WORK TO COMPLETE: Make an exact transcription of the material, leaving out all images.

DATA PROVIDED:
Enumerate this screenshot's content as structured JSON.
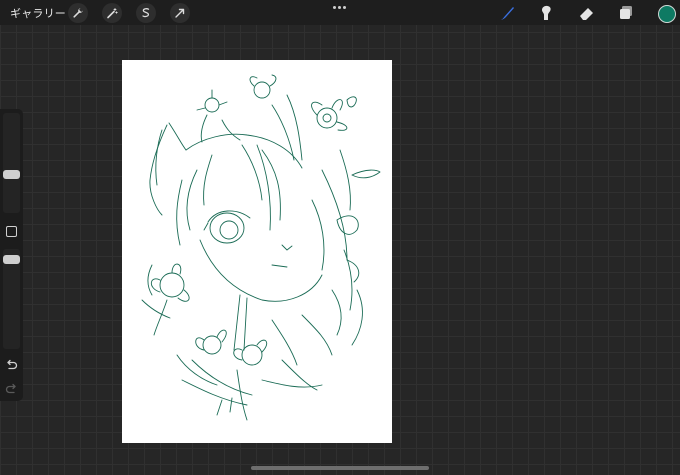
{
  "topbar": {
    "gallery_label": "ギャラリー",
    "left_tools": [
      "wrench-icon",
      "magic-wand-icon",
      "selection-icon",
      "transform-arrow-icon"
    ],
    "right_tools": [
      "brush-icon",
      "smudge-icon",
      "eraser-icon",
      "layers-icon"
    ],
    "brush_active_color": "#3a6fe0",
    "current_color": "#0e7a63"
  },
  "sidebar": {
    "brush_size_level": 0.5,
    "opacity_level": 0.4,
    "controls": [
      "brush-size-slider",
      "modify-button",
      "opacity-slider",
      "undo-icon",
      "redo-icon"
    ]
  },
  "canvas": {
    "background": "#ffffff",
    "sketch_color": "#1a6b55"
  }
}
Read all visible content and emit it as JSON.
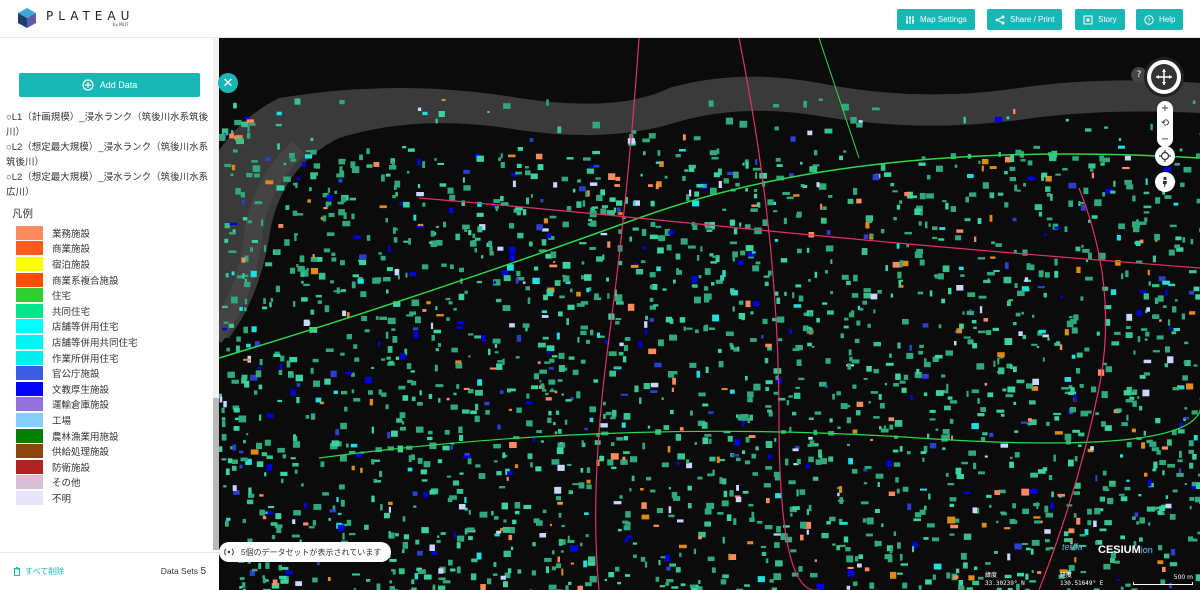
{
  "brand": {
    "name": "PLATEAU",
    "sub": "by MLIT"
  },
  "header": {
    "buttons": [
      {
        "label": "Map Settings",
        "icon": "sliders-icon"
      },
      {
        "label": "Share / Print",
        "icon": "share-icon"
      },
      {
        "label": "Story",
        "icon": "story-icon"
      },
      {
        "label": "Help",
        "icon": "help-icon"
      }
    ]
  },
  "workbench": {
    "add_data_label": "Add Data",
    "layers": [
      "○L1（計画規模）_浸水ランク（筑後川水系筑後川）",
      "○L2（想定最大規模）_浸水ランク（筑後川水系筑後川）",
      "○L2（想定最大規模）_浸水ランク（筑後川水系広川）"
    ],
    "legend_title": "凡例",
    "legend": [
      {
        "label": "業務施設",
        "color": "#fb8a5e"
      },
      {
        "label": "商業施設",
        "color": "#ff5a1a"
      },
      {
        "label": "宿泊施設",
        "color": "#ffff00"
      },
      {
        "label": "商業系複合施設",
        "color": "#ff4d00"
      },
      {
        "label": "住宅",
        "color": "#33cc33"
      },
      {
        "label": "共同住宅",
        "color": "#00e68c"
      },
      {
        "label": "店舗等併用住宅",
        "color": "#00ffff"
      },
      {
        "label": "店舗等併用共同住宅",
        "color": "#00f5f5"
      },
      {
        "label": "作業所併用住宅",
        "color": "#00f0f0"
      },
      {
        "label": "官公庁施設",
        "color": "#3d5ce6"
      },
      {
        "label": "文教厚生施設",
        "color": "#0000ff"
      },
      {
        "label": "運輸倉庫施設",
        "color": "#9370db"
      },
      {
        "label": "工場",
        "color": "#87cefa"
      },
      {
        "label": "農林漁業用施設",
        "color": "#008000"
      },
      {
        "label": "供給処理施設",
        "color": "#8b4513"
      },
      {
        "label": "防衛施設",
        "color": "#b22222"
      },
      {
        "label": "その他",
        "color": "#d8bfd8"
      },
      {
        "label": "不明",
        "color": "#e6e6fa"
      }
    ],
    "delete_all_label": "すべて削除",
    "datasets_label": "Data Sets",
    "datasets_count": "5"
  },
  "map": {
    "status_text": "5個のデータセットが表示されています",
    "terria_label": "terria",
    "cesium_label": "CESIUM",
    "cesium_suffix": "ion",
    "lat_label": "緯度",
    "lat_value": "33.30239° N",
    "lon_label": "経度",
    "lon_value": "130.51649° E",
    "scale_label": "500 m"
  }
}
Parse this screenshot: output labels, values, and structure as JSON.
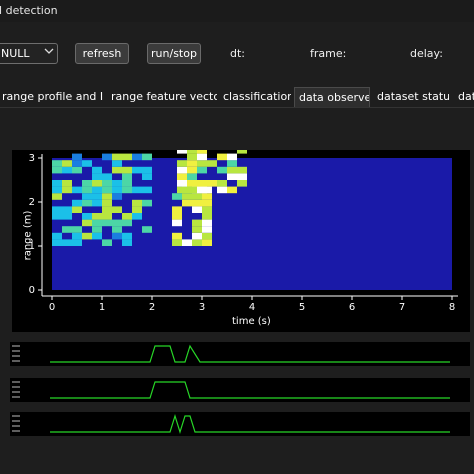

RESULT FOR THIS TASK:
Enumerate this screenshot's content as structured JSON.
{
  "topbar": {
    "gallery_label": "ギャラリー",
    "left_tools": [
      "wrench-icon",
      "magic-wand-icon",
      "selection-icon",
      "transform-arrow-icon"
    ],
    "right_tools": [
      "brush-icon",
      "smudge-icon",
      "eraser-icon",
      "layers-icon"
    ],
    "brush_active_color": "#3a6fe0",
    "current_color": "#0e7a63"
  },
  "sidebar": {
    "brush_size_level": 0.5,
    "opacity_level": 0.4,
    "controls": [
      "brush-size-slider",
      "modify-button",
      "opacity-slider",
      "undo-icon",
      "redo-icon"
    ]
  },
  "canvas": {
    "background": "#ffffff",
    "sketch_color": "#1a6b55"
  }
}
Read all visible content and emit it as JSON.
{
  "brand": {
    "name": "PLATEAU",
    "sub": "by MLIT"
  },
  "header": {
    "buttons": [
      {
        "label": "Map Settings",
        "icon": "sliders-icon"
      },
      {
        "label": "Share / Print",
        "icon": "share-icon"
      },
      {
        "label": "Story",
        "icon": "story-icon"
      },
      {
        "label": "Help",
        "icon": "help-icon"
      }
    ]
  },
  "workbench": {
    "add_data_label": "Add Data",
    "layers": [
      "○L1（計画規模）_浸水ランク（筑後川水系筑後川）",
      "○L2（想定最大規模）_浸水ランク（筑後川水系筑後川）",
      "○L2（想定最大規模）_浸水ランク（筑後川水系広川）"
    ],
    "legend_title": "凡例",
    "legend": [
      {
        "label": "業務施設",
        "color": "#fb8a5e"
      },
      {
        "label": "商業施設",
        "color": "#ff5a1a"
      },
      {
        "label": "宿泊施設",
        "color": "#ffff00"
      },
      {
        "label": "商業系複合施設",
        "color": "#ff4d00"
      },
      {
        "label": "住宅",
        "color": "#33cc33"
      },
      {
        "label": "共同住宅",
        "color": "#00e68c"
      },
      {
        "label": "店舗等併用住宅",
        "color": "#00ffff"
      },
      {
        "label": "店舗等併用共同住宅",
        "color": "#00f5f5"
      },
      {
        "label": "作業所併用住宅",
        "color": "#00f0f0"
      },
      {
        "label": "官公庁施設",
        "color": "#3d5ce6"
      },
      {
        "label": "文教厚生施設",
        "color": "#0000ff"
      },
      {
        "label": "運輸倉庫施設",
        "color": "#9370db"
      },
      {
        "label": "工場",
        "color": "#87cefa"
      },
      {
        "label": "農林漁業用施設",
        "color": "#008000"
      },
      {
        "label": "供給処理施設",
        "color": "#8b4513"
      },
      {
        "label": "防衛施設",
        "color": "#b22222"
      },
      {
        "label": "その他",
        "color": "#d8bfd8"
      },
      {
        "label": "不明",
        "color": "#e6e6fa"
      }
    ],
    "delete_all_label": "すべて削除",
    "datasets_label": "Data Sets",
    "datasets_count": "5"
  },
  "map": {
    "status_text": "5個のデータセットが表示されています",
    "terria_label": "terria",
    "cesium_label": "CESIUM",
    "cesium_suffix": "ion",
    "lat_label": "緯度",
    "lat_value": "33.30239° N",
    "lon_label": "経度",
    "lon_value": "130.51649° E",
    "scale_label": "500 m"
  }
}
Parse this screenshot: output labels, values, and structure as JSON.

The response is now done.